## TASK DETAILS:
Reproduce each line of the material exactly, minus any picture.

(Stored records)
##########
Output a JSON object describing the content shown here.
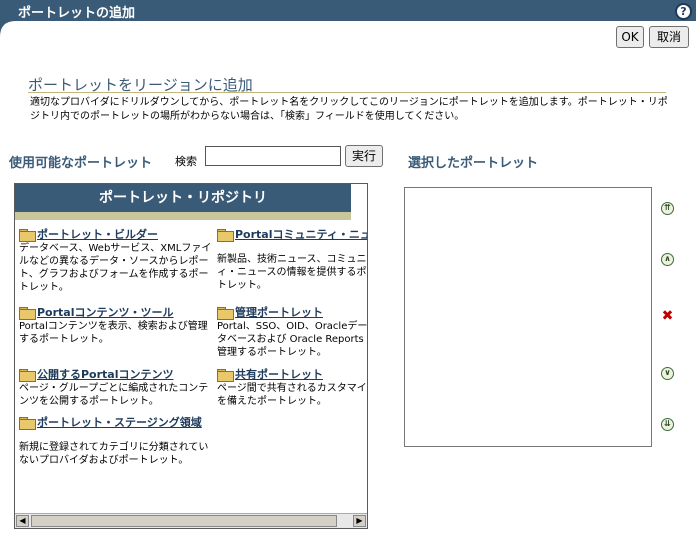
{
  "header": {
    "title": "ポートレットの追加",
    "help_icon": "help-icon",
    "help_label": "?"
  },
  "actions": {
    "ok_label": "OK",
    "cancel_label": "取消"
  },
  "section": {
    "title": "ポートレットをリージョンに追加",
    "instructions": "適切なプロバイダにドリルダウンしてから、ポートレット名をクリックしてこのリージョンにポートレットを追加します。ポートレット・リポジトリ内でのポートレットの場所がわからない場合は、「検索」フィールドを使用してください。"
  },
  "available": {
    "label": "使用可能なポートレット",
    "search_label": "検索",
    "search_value": "",
    "run_label": "実行"
  },
  "repository": {
    "title": "ポートレット・リポジトリ",
    "items": [
      {
        "name": "ポートレット・ビルダー",
        "desc": "データベース、Webサービス、XMLファイルなどの異なるデータ・ソースからレポート、グラフおよびフォームを作成するポートレット。"
      },
      {
        "name": "Portalコミュニティ・ニュース",
        "desc": "新製品、技術ニュース、コミュニティ・ニュースの情報を提供するポートレット。"
      },
      {
        "name": "Portalコンテンツ・ツール",
        "desc": "Portalコンテンツを表示、検索および管理するポートレット。"
      },
      {
        "name": "管理ポートレット",
        "desc": "Portal、SSO、OID、Oracleデータベースおよび Oracle Reports を管理するポートレット。"
      },
      {
        "name": "公開するPortalコンテンツ",
        "desc": "ページ・グループごとに編成されたコンテンツを公開するポートレット。"
      },
      {
        "name": "共有ポートレット",
        "desc": "ページ間で共有されるカスタマイズを備えたポートレット。"
      },
      {
        "name": "ポートレット・ステージング領域",
        "desc": "新規に登録されてカテゴリに分類されていないプロバイダおよびポートレット。"
      }
    ]
  },
  "scrollbar": {
    "left_arrow": "◀",
    "right_arrow": "▶"
  },
  "selected": {
    "label": "選択したポートレット"
  },
  "controls": {
    "move_top": "⇈",
    "move_up": "∧",
    "delete": "✖",
    "move_down": "∨",
    "move_bottom": "⇊"
  },
  "colors": {
    "title_bar": "#3a5b78",
    "accent_rule": "#c5b57a",
    "link": "#1d3a5a"
  }
}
##########
## FINISHED EXERCISE:
Output a JSON object describing the content shown here.
{
  "header": {
    "title": "ポートレットの追加",
    "help_icon": "help-icon",
    "help_label": "?"
  },
  "actions": {
    "ok_label": "OK",
    "cancel_label": "取消"
  },
  "section": {
    "title": "ポートレットをリージョンに追加",
    "instructions": "適切なプロバイダにドリルダウンしてから、ポートレット名をクリックしてこのリージョンにポートレットを追加します。ポートレット・リポジトリ内でのポートレットの場所がわからない場合は、「検索」フィールドを使用してください。"
  },
  "available": {
    "label": "使用可能なポートレット",
    "search_label": "検索",
    "search_value": "",
    "run_label": "実行"
  },
  "repository": {
    "title": "ポートレット・リポジトリ",
    "items": [
      {
        "name": "ポートレット・ビルダー",
        "desc": "データベース、Webサービス、XMLファイルなどの異なるデータ・ソースからレポート、グラフおよびフォームを作成するポートレット。"
      },
      {
        "name": "Portalコミュニティ・ニュース",
        "desc": "新製品、技術ニュース、コミュニティ・ニュースの情報を提供するポートレット。"
      },
      {
        "name": "Portalコンテンツ・ツール",
        "desc": "Portalコンテンツを表示、検索および管理するポートレット。"
      },
      {
        "name": "管理ポートレット",
        "desc": "Portal、SSO、OID、Oracleデータベースおよび Oracle Reports を管理するポートレット。"
      },
      {
        "name": "公開するPortalコンテンツ",
        "desc": "ページ・グループごとに編成されたコンテンツを公開するポートレット。"
      },
      {
        "name": "共有ポートレット",
        "desc": "ページ間で共有されるカスタマイズを備えたポートレット。"
      },
      {
        "name": "ポートレット・ステージング領域",
        "desc": "新規に登録されてカテゴリに分類されていないプロバイダおよびポートレット。"
      }
    ]
  },
  "scrollbar": {
    "left_arrow": "◀",
    "right_arrow": "▶"
  },
  "selected": {
    "label": "選択したポートレット"
  },
  "controls": {
    "move_top": "⇈",
    "move_up": "∧",
    "delete": "✖",
    "move_down": "∨",
    "move_bottom": "⇊"
  },
  "colors": {
    "title_bar": "#3a5b78",
    "accent_rule": "#c5b57a",
    "link": "#1d3a5a"
  }
}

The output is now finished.